_EXERCISE:_ Pictures do not belong in the copy; quote every entry below exactly.

_PROVIDED DATA:_
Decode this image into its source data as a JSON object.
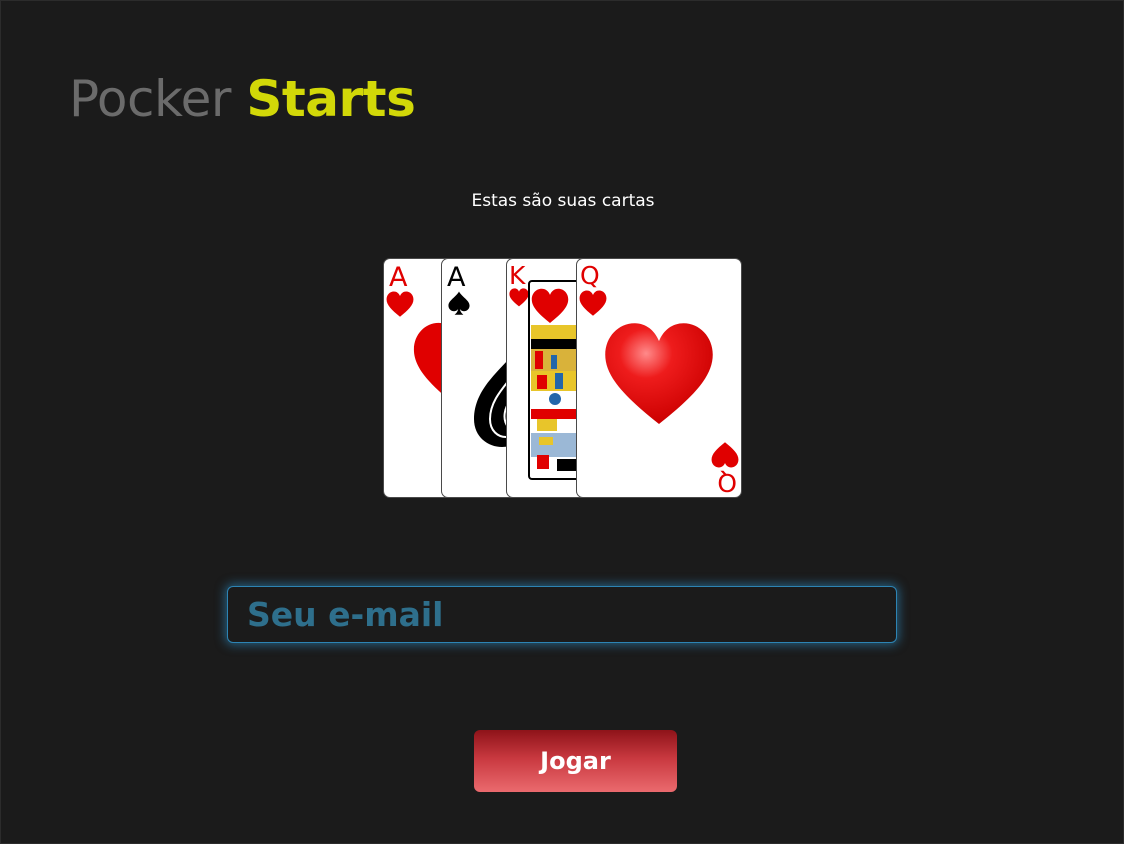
{
  "header": {
    "logo_light": "Pocker",
    "logo_bold": "Starts"
  },
  "main": {
    "subtitle": "Estas são suas cartas",
    "cards": [
      {
        "rank": "A",
        "suit": "hearts",
        "suit_icon": "heart-icon",
        "color": "#e00000"
      },
      {
        "rank": "A",
        "suit": "spades",
        "suit_icon": "spade-icon",
        "color": "#000000"
      },
      {
        "rank": "K",
        "suit": "hearts",
        "suit_icon": "heart-icon",
        "color": "#e00000"
      },
      {
        "rank": "Q",
        "suit": "hearts",
        "suit_icon": "heart-icon",
        "color": "#e00000"
      }
    ]
  },
  "form": {
    "email_placeholder": "Seu e-mail",
    "submit_label": "Jogar"
  },
  "colors": {
    "background": "#1b1b1b",
    "logo_light": "#6b6b6b",
    "logo_accent": "#d2d808",
    "input_text": "#2e6f8c",
    "input_glow": "#2d84b4",
    "button": "#c8383f"
  }
}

_ANSWER:_
Decode this image into its source data as a JSON object.
{
  "header": {
    "logo_light": "Pocker",
    "logo_bold": "Starts"
  },
  "main": {
    "subtitle": "Estas são suas cartas",
    "cards": [
      {
        "rank": "A",
        "suit": "hearts",
        "suit_icon": "heart-icon",
        "color": "#e00000"
      },
      {
        "rank": "A",
        "suit": "spades",
        "suit_icon": "spade-icon",
        "color": "#000000"
      },
      {
        "rank": "K",
        "suit": "hearts",
        "suit_icon": "heart-icon",
        "color": "#e00000"
      },
      {
        "rank": "Q",
        "suit": "hearts",
        "suit_icon": "heart-icon",
        "color": "#e00000"
      }
    ]
  },
  "form": {
    "email_placeholder": "Seu e-mail",
    "submit_label": "Jogar"
  },
  "colors": {
    "background": "#1b1b1b",
    "logo_light": "#6b6b6b",
    "logo_accent": "#d2d808",
    "input_text": "#2e6f8c",
    "input_glow": "#2d84b4",
    "button": "#c8383f"
  }
}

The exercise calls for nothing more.